_Exercise description_
Select lines where the word "this" appears.

_Records supplied_

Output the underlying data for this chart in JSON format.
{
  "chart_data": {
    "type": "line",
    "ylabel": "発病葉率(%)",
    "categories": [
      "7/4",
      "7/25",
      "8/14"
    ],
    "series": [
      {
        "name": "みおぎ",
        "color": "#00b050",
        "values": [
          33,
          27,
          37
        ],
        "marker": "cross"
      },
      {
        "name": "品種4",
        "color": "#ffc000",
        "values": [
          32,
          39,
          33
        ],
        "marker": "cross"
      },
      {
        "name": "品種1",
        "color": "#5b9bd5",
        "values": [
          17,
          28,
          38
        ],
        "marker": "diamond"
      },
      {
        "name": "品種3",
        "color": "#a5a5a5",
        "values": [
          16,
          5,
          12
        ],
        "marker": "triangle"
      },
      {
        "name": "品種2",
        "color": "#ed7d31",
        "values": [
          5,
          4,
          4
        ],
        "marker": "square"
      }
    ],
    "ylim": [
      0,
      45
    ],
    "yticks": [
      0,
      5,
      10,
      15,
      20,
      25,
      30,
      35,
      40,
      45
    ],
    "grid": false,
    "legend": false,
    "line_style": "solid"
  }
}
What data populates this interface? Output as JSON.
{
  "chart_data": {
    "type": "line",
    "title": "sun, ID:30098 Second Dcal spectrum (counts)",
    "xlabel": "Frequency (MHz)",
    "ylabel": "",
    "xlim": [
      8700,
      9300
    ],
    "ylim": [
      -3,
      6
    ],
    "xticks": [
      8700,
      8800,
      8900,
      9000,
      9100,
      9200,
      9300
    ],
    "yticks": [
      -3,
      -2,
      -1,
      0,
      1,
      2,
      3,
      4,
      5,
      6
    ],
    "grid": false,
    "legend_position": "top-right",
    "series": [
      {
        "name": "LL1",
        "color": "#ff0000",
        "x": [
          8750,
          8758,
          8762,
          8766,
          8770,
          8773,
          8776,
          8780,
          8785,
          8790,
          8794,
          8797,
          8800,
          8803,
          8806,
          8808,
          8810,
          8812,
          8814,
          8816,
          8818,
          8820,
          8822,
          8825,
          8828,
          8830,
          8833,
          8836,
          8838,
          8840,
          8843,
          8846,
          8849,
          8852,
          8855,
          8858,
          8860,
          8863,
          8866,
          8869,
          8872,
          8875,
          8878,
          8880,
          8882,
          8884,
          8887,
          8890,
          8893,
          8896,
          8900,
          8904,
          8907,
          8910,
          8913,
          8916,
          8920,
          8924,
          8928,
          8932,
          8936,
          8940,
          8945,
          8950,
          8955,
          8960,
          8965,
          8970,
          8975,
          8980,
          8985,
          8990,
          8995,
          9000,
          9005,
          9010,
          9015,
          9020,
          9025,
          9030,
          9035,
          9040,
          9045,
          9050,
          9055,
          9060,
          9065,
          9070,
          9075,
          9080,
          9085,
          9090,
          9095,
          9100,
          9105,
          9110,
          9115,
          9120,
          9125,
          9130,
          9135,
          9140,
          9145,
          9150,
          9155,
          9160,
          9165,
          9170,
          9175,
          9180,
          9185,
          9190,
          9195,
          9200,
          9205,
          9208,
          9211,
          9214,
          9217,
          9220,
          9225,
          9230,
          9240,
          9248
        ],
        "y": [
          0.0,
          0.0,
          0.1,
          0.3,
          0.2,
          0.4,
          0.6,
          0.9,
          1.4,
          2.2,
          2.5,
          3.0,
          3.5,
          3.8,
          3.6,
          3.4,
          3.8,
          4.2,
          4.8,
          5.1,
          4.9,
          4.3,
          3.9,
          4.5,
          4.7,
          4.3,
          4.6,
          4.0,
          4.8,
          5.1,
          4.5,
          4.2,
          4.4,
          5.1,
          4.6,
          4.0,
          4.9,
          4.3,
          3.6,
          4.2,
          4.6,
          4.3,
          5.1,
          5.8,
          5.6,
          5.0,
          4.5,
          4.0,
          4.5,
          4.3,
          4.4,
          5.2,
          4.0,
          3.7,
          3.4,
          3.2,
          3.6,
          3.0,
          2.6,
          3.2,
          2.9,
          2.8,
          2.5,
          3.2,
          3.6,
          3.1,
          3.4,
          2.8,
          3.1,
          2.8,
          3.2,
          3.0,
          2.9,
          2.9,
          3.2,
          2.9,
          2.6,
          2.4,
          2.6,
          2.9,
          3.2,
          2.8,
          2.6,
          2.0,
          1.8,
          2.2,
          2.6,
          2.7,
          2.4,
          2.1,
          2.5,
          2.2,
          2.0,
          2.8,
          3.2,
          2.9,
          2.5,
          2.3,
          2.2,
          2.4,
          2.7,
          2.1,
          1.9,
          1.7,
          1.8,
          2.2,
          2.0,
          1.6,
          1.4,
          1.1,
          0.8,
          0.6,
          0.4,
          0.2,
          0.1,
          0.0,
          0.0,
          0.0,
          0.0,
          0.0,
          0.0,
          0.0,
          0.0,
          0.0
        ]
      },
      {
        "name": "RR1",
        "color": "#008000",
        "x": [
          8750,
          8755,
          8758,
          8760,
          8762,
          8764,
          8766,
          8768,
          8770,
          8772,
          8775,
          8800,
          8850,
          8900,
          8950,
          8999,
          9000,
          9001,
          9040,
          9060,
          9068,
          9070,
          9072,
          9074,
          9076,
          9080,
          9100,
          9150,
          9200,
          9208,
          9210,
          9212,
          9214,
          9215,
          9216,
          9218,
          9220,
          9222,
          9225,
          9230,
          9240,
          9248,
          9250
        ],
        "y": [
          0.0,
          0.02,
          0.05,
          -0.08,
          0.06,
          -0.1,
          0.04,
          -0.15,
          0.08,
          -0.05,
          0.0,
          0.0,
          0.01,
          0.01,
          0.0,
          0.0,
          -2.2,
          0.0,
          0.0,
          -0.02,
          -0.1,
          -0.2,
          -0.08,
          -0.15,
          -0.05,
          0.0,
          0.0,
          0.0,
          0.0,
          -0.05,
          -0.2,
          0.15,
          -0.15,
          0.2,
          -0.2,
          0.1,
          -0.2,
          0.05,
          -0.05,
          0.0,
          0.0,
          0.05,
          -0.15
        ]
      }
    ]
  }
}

_Full output_
Output the underlying data for this chart in JSON format.
What data populates this interface? Output as JSON.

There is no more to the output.